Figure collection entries

..............................

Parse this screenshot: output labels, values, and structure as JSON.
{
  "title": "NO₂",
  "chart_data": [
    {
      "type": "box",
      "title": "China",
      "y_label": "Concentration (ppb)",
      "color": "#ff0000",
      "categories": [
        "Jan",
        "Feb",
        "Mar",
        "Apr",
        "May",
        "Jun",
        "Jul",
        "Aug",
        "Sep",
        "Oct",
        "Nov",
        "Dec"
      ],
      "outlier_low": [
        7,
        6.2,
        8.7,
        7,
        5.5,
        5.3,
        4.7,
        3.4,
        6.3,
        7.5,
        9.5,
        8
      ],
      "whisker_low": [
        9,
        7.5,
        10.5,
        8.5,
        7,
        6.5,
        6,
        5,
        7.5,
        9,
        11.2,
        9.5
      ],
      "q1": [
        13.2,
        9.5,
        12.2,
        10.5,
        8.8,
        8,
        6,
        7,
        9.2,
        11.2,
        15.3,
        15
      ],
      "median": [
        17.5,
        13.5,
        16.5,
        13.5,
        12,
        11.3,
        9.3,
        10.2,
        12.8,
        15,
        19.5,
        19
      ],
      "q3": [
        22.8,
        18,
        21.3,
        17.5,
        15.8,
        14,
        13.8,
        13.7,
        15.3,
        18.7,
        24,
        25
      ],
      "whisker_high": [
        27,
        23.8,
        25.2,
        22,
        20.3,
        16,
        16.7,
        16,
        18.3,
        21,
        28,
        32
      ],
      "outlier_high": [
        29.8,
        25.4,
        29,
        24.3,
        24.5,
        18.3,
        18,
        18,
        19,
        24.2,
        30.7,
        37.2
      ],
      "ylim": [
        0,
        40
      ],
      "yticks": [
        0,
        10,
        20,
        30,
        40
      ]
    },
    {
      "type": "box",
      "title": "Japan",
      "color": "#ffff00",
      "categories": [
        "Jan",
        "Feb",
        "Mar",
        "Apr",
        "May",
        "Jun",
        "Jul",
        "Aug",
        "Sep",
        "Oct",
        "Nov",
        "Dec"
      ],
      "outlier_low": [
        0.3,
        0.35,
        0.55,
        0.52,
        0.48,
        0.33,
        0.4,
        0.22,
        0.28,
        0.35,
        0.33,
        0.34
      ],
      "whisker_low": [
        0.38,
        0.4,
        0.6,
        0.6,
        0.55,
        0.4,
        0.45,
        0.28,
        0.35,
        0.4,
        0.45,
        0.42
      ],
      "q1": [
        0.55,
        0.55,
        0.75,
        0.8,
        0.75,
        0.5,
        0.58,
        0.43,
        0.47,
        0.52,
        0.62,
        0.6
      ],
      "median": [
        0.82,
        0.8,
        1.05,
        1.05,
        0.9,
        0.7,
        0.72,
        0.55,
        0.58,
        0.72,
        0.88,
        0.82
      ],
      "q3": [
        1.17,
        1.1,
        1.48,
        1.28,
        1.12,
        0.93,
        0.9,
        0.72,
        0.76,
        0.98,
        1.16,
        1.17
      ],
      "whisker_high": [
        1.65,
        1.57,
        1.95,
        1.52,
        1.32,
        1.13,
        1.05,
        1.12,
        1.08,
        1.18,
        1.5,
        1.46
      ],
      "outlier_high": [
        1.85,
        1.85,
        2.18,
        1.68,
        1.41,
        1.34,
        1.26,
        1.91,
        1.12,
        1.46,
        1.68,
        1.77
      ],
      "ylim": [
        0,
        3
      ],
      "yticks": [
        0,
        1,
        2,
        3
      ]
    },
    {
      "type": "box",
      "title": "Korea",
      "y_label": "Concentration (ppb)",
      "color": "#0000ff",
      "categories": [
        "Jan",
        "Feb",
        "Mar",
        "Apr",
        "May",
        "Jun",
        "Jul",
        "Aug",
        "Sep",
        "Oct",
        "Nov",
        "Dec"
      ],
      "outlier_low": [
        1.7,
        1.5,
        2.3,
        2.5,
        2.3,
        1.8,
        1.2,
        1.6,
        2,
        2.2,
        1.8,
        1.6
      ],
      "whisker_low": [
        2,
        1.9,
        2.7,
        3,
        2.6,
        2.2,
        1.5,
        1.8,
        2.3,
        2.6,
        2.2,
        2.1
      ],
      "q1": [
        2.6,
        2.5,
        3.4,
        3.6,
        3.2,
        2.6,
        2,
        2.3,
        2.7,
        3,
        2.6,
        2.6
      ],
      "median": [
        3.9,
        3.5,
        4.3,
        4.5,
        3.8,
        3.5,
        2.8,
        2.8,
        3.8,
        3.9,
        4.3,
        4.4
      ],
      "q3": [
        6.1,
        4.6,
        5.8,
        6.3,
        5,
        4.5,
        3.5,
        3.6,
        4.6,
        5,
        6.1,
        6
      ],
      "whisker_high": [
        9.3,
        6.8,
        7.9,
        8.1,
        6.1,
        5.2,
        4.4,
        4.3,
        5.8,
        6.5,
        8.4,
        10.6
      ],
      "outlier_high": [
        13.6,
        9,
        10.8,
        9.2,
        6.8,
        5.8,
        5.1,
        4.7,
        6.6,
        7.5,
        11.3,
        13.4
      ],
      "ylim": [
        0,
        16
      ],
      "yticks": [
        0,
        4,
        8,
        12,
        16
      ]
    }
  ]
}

..............................

What is required
Return every entry verbatim.

Task result
Parse this screenshot: output labels, values, and structure as JSON.
{
  "title": "NO₂",
  "chart_data": [
    {
      "type": "box",
      "title": "China",
      "y_label": "Concentration (ppb)",
      "color": "#ff0000",
      "categories": [
        "Jan",
        "Feb",
        "Mar",
        "Apr",
        "May",
        "Jun",
        "Jul",
        "Aug",
        "Sep",
        "Oct",
        "Nov",
        "Dec"
      ],
      "outlier_low": [
        7,
        6.2,
        8.7,
        7,
        5.5,
        5.3,
        4.7,
        3.4,
        6.3,
        7.5,
        9.5,
        8
      ],
      "whisker_low": [
        9,
        7.5,
        10.5,
        8.5,
        7,
        6.5,
        6,
        5,
        7.5,
        9,
        11.2,
        9.5
      ],
      "q1": [
        13.2,
        9.5,
        12.2,
        10.5,
        8.8,
        8,
        6,
        7,
        9.2,
        11.2,
        15.3,
        15
      ],
      "median": [
        17.5,
        13.5,
        16.5,
        13.5,
        12,
        11.3,
        9.3,
        10.2,
        12.8,
        15,
        19.5,
        19
      ],
      "q3": [
        22.8,
        18,
        21.3,
        17.5,
        15.8,
        14,
        13.8,
        13.7,
        15.3,
        18.7,
        24,
        25
      ],
      "whisker_high": [
        27,
        23.8,
        25.2,
        22,
        20.3,
        16,
        16.7,
        16,
        18.3,
        21,
        28,
        32
      ],
      "outlier_high": [
        29.8,
        25.4,
        29,
        24.3,
        24.5,
        18.3,
        18,
        18,
        19,
        24.2,
        30.7,
        37.2
      ],
      "ylim": [
        0,
        40
      ],
      "yticks": [
        0,
        10,
        20,
        30,
        40
      ]
    },
    {
      "type": "box",
      "title": "Japan",
      "color": "#ffff00",
      "categories": [
        "Jan",
        "Feb",
        "Mar",
        "Apr",
        "May",
        "Jun",
        "Jul",
        "Aug",
        "Sep",
        "Oct",
        "Nov",
        "Dec"
      ],
      "outlier_low": [
        0.3,
        0.35,
        0.55,
        0.52,
        0.48,
        0.33,
        0.4,
        0.22,
        0.28,
        0.35,
        0.33,
        0.34
      ],
      "whisker_low": [
        0.38,
        0.4,
        0.6,
        0.6,
        0.55,
        0.4,
        0.45,
        0.28,
        0.35,
        0.4,
        0.45,
        0.42
      ],
      "q1": [
        0.55,
        0.55,
        0.75,
        0.8,
        0.75,
        0.5,
        0.58,
        0.43,
        0.47,
        0.52,
        0.62,
        0.6
      ],
      "median": [
        0.82,
        0.8,
        1.05,
        1.05,
        0.9,
        0.7,
        0.72,
        0.55,
        0.58,
        0.72,
        0.88,
        0.82
      ],
      "q3": [
        1.17,
        1.1,
        1.48,
        1.28,
        1.12,
        0.93,
        0.9,
        0.72,
        0.76,
        0.98,
        1.16,
        1.17
      ],
      "whisker_high": [
        1.65,
        1.57,
        1.95,
        1.52,
        1.32,
        1.13,
        1.05,
        1.12,
        1.08,
        1.18,
        1.5,
        1.46
      ],
      "outlier_high": [
        1.85,
        1.85,
        2.18,
        1.68,
        1.41,
        1.34,
        1.26,
        1.91,
        1.12,
        1.46,
        1.68,
        1.77
      ],
      "ylim": [
        0,
        3
      ],
      "yticks": [
        0,
        1,
        2,
        3
      ]
    },
    {
      "type": "box",
      "title": "Korea",
      "y_label": "Concentration (ppb)",
      "color": "#0000ff",
      "categories": [
        "Jan",
        "Feb",
        "Mar",
        "Apr",
        "May",
        "Jun",
        "Jul",
        "Aug",
        "Sep",
        "Oct",
        "Nov",
        "Dec"
      ],
      "outlier_low": [
        1.7,
        1.5,
        2.3,
        2.5,
        2.3,
        1.8,
        1.2,
        1.6,
        2,
        2.2,
        1.8,
        1.6
      ],
      "whisker_low": [
        2,
        1.9,
        2.7,
        3,
        2.6,
        2.2,
        1.5,
        1.8,
        2.3,
        2.6,
        2.2,
        2.1
      ],
      "q1": [
        2.6,
        2.5,
        3.4,
        3.6,
        3.2,
        2.6,
        2,
        2.3,
        2.7,
        3,
        2.6,
        2.6
      ],
      "median": [
        3.9,
        3.5,
        4.3,
        4.5,
        3.8,
        3.5,
        2.8,
        2.8,
        3.8,
        3.9,
        4.3,
        4.4
      ],
      "q3": [
        6.1,
        4.6,
        5.8,
        6.3,
        5,
        4.5,
        3.5,
        3.6,
        4.6,
        5,
        6.1,
        6
      ],
      "whisker_high": [
        9.3,
        6.8,
        7.9,
        8.1,
        6.1,
        5.2,
        4.4,
        4.3,
        5.8,
        6.5,
        8.4,
        10.6
      ],
      "outlier_high": [
        13.6,
        9,
        10.8,
        9.2,
        6.8,
        5.8,
        5.1,
        4.7,
        6.6,
        7.5,
        11.3,
        13.4
      ],
      "ylim": [
        0,
        16
      ],
      "yticks": [
        0,
        4,
        8,
        12,
        16
      ]
    }
  ]
}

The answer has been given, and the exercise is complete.